EXERCISE OBJECTIVE: Report the number of lines that include "Busy", with no additional text.

PROVIDED RECORDS:
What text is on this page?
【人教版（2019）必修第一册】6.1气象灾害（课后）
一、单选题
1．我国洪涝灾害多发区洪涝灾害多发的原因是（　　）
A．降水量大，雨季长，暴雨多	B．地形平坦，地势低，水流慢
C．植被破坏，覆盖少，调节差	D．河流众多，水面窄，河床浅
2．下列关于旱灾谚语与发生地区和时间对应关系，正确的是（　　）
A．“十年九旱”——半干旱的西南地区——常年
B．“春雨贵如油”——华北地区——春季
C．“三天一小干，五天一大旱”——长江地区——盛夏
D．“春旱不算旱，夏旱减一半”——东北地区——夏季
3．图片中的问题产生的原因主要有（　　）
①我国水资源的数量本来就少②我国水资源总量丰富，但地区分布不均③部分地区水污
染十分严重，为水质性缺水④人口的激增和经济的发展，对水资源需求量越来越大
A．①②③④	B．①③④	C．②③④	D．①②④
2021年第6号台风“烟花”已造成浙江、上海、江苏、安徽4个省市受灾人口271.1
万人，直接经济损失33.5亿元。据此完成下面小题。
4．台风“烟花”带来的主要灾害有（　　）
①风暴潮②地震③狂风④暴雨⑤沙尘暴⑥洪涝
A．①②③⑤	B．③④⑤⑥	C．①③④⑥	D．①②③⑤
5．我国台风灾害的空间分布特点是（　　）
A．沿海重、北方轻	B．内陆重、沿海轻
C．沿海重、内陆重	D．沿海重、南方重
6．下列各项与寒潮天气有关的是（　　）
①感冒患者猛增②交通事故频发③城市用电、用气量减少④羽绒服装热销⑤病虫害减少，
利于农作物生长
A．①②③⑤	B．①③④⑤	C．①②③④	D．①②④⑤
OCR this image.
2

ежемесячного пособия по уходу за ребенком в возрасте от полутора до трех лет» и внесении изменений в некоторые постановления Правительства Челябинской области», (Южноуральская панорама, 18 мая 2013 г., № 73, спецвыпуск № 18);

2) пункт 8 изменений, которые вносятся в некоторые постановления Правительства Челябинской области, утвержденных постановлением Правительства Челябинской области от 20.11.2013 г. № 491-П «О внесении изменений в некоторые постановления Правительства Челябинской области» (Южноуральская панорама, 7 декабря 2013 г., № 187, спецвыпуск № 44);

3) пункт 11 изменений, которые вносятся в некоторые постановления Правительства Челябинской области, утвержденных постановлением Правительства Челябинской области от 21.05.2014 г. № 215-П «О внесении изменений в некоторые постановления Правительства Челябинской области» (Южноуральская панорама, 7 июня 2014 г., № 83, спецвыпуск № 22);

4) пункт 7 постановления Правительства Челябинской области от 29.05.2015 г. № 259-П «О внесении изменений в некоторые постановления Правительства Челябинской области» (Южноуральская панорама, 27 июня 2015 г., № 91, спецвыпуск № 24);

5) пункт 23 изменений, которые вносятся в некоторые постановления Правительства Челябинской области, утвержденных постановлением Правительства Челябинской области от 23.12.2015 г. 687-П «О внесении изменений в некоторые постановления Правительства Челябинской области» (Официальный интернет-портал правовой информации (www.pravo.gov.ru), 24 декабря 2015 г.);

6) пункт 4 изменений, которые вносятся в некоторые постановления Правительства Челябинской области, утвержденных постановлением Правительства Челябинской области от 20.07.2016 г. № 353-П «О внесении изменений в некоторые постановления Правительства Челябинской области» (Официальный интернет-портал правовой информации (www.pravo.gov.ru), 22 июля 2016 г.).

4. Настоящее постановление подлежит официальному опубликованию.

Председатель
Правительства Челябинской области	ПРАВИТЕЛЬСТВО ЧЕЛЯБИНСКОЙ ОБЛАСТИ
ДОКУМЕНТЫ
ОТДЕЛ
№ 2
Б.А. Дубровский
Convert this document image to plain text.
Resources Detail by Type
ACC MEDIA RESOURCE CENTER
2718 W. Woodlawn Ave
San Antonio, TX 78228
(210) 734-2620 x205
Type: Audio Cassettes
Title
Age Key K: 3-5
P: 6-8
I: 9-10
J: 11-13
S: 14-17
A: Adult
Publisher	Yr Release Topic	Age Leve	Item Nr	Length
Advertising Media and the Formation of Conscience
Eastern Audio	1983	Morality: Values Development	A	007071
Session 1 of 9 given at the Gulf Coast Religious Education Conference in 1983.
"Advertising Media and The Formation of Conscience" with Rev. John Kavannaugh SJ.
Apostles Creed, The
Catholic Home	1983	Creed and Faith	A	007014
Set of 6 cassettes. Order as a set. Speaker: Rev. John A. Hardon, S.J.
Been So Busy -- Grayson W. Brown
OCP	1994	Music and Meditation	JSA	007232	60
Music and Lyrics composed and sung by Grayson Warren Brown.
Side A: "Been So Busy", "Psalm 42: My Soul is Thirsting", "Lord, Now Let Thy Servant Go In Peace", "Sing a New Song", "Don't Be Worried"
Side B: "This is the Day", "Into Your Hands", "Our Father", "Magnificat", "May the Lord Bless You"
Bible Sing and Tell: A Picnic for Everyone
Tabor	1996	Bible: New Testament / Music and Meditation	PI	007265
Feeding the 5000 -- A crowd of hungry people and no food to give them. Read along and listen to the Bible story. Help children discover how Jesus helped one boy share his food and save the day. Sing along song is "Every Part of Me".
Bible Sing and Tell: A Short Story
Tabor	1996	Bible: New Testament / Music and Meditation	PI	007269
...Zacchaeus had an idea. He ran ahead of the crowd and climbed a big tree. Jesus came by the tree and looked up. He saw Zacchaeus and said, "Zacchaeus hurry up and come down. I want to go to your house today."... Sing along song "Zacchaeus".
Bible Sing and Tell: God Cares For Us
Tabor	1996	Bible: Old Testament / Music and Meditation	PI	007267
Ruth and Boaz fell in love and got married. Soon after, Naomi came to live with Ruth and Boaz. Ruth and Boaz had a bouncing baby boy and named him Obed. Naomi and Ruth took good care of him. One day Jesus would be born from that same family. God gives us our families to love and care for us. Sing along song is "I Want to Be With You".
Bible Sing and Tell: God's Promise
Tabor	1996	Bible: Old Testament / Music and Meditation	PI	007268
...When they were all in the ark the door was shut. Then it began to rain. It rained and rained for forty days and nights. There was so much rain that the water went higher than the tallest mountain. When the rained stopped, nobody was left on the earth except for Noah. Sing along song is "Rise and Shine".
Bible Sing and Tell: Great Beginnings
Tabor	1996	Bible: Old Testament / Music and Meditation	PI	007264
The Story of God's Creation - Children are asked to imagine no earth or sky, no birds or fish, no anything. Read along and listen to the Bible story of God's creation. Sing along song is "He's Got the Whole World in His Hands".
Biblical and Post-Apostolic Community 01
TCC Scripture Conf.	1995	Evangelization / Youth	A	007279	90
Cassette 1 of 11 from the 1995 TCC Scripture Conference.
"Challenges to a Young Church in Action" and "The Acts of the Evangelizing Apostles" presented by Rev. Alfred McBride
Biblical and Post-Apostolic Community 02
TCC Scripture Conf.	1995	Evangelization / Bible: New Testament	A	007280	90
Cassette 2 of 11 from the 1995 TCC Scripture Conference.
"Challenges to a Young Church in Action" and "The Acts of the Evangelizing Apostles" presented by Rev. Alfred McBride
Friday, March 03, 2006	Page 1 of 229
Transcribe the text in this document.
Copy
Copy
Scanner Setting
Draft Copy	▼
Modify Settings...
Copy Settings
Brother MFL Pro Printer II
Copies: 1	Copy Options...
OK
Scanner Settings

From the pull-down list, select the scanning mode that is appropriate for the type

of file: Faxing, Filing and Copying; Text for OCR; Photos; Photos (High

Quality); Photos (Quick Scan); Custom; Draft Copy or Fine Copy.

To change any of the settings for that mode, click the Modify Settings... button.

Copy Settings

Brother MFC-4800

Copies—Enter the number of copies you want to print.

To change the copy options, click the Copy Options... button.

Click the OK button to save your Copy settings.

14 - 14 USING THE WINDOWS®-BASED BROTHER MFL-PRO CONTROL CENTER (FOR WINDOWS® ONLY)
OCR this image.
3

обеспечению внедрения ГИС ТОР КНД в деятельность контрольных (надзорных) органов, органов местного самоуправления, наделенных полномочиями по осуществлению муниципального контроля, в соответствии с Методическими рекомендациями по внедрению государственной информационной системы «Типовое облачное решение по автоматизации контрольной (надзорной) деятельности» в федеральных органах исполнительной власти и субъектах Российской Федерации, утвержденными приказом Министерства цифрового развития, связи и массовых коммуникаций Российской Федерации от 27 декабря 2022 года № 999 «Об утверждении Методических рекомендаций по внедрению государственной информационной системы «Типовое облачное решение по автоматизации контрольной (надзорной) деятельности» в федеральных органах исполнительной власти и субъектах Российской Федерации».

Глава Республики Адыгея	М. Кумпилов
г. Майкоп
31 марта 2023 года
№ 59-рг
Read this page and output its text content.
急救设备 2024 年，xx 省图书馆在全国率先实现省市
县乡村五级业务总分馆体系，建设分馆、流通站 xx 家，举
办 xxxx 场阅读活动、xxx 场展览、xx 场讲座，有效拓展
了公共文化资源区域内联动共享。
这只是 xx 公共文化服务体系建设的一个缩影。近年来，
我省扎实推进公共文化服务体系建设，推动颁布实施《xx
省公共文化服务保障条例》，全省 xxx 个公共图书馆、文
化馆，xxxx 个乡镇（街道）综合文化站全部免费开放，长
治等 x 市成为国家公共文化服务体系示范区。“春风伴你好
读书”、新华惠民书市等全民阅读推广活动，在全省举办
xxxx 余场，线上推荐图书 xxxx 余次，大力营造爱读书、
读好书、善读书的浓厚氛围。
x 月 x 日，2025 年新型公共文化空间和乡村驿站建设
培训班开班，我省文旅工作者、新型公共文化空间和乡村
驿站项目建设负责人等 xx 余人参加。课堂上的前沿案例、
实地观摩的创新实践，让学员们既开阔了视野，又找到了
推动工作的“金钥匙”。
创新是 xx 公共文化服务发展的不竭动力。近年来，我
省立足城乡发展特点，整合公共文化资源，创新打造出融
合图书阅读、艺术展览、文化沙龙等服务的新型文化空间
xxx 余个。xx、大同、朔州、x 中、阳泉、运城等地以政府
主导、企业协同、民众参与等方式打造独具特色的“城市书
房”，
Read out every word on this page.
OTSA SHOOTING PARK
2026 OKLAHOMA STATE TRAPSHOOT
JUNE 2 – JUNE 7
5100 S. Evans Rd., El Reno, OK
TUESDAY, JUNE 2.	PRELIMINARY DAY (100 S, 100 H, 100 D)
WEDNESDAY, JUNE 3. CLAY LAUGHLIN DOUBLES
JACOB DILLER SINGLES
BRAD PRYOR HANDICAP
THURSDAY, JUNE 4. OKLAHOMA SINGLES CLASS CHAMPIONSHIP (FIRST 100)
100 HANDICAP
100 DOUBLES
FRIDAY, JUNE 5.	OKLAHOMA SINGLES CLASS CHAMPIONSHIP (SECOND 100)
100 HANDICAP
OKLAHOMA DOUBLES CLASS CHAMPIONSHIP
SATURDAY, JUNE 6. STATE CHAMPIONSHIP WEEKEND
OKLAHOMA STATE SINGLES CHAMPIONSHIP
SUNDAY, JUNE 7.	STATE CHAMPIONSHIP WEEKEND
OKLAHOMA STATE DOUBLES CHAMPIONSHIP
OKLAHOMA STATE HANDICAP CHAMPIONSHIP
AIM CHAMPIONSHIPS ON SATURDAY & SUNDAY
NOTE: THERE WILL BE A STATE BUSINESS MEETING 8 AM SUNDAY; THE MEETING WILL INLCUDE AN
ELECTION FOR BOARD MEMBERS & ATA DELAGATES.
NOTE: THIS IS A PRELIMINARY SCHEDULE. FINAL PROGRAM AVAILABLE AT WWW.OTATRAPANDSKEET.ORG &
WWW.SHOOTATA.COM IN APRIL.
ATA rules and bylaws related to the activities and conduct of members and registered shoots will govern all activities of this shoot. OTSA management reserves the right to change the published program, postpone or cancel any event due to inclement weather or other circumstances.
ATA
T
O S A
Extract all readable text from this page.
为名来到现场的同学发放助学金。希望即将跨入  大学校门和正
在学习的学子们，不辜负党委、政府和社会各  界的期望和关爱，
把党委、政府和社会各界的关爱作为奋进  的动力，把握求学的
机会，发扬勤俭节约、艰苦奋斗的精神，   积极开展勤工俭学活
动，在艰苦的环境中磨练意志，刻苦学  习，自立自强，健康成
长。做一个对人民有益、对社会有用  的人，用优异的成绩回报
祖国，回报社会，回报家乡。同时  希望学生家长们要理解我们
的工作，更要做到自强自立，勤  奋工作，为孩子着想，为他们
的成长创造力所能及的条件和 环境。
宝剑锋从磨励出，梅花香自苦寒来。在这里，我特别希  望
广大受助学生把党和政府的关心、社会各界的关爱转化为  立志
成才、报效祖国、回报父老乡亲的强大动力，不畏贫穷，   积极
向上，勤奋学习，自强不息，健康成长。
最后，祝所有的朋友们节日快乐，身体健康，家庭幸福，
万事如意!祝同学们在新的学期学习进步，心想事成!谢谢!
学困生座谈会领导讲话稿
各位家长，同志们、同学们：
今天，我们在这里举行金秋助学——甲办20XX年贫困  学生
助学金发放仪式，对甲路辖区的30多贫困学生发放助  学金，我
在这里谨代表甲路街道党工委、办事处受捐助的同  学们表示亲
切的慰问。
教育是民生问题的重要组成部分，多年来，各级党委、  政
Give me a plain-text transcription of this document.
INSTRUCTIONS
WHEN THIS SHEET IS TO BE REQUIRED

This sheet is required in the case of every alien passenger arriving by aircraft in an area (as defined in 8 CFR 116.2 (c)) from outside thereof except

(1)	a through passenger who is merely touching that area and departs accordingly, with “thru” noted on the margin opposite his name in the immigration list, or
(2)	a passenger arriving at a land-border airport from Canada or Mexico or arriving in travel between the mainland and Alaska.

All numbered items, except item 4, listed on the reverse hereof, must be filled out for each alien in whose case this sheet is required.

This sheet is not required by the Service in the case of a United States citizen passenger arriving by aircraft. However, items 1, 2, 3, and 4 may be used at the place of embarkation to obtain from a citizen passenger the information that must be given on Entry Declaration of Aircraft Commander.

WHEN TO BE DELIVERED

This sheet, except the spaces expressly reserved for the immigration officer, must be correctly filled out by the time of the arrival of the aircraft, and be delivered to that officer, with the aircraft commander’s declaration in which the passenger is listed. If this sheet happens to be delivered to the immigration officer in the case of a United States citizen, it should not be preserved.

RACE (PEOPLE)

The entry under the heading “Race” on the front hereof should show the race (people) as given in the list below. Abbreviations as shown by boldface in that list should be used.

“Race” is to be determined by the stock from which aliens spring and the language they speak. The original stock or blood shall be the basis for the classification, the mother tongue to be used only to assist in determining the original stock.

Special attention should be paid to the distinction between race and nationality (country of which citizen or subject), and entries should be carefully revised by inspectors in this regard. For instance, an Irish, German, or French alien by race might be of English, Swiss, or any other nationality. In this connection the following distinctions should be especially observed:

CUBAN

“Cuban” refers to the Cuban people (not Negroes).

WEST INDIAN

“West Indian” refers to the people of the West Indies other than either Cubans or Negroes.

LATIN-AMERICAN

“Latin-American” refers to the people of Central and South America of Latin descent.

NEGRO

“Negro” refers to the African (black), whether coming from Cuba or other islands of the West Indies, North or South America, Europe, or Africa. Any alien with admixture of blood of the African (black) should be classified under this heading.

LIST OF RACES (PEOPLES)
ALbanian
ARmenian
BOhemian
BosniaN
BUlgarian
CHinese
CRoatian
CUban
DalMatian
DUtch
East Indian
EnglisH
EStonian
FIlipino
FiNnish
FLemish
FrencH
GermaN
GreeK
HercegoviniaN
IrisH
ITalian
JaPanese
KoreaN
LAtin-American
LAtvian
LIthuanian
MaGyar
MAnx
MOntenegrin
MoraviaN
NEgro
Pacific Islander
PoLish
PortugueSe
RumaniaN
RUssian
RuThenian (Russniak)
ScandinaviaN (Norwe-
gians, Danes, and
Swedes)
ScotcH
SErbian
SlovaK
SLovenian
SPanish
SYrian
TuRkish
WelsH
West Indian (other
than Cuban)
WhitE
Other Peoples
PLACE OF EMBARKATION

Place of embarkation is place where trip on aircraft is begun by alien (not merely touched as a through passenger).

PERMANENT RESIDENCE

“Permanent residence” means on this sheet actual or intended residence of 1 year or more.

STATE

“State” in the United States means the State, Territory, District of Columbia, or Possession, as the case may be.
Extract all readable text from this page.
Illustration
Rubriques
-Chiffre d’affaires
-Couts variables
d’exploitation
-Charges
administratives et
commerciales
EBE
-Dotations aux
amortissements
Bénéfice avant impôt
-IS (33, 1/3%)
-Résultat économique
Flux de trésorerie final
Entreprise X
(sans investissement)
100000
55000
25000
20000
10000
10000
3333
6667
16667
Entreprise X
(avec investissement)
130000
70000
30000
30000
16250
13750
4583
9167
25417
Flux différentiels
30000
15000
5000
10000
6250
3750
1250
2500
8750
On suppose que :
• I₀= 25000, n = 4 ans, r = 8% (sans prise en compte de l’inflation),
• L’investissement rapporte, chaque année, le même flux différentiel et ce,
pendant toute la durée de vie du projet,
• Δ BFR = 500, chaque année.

RESPONSE: 2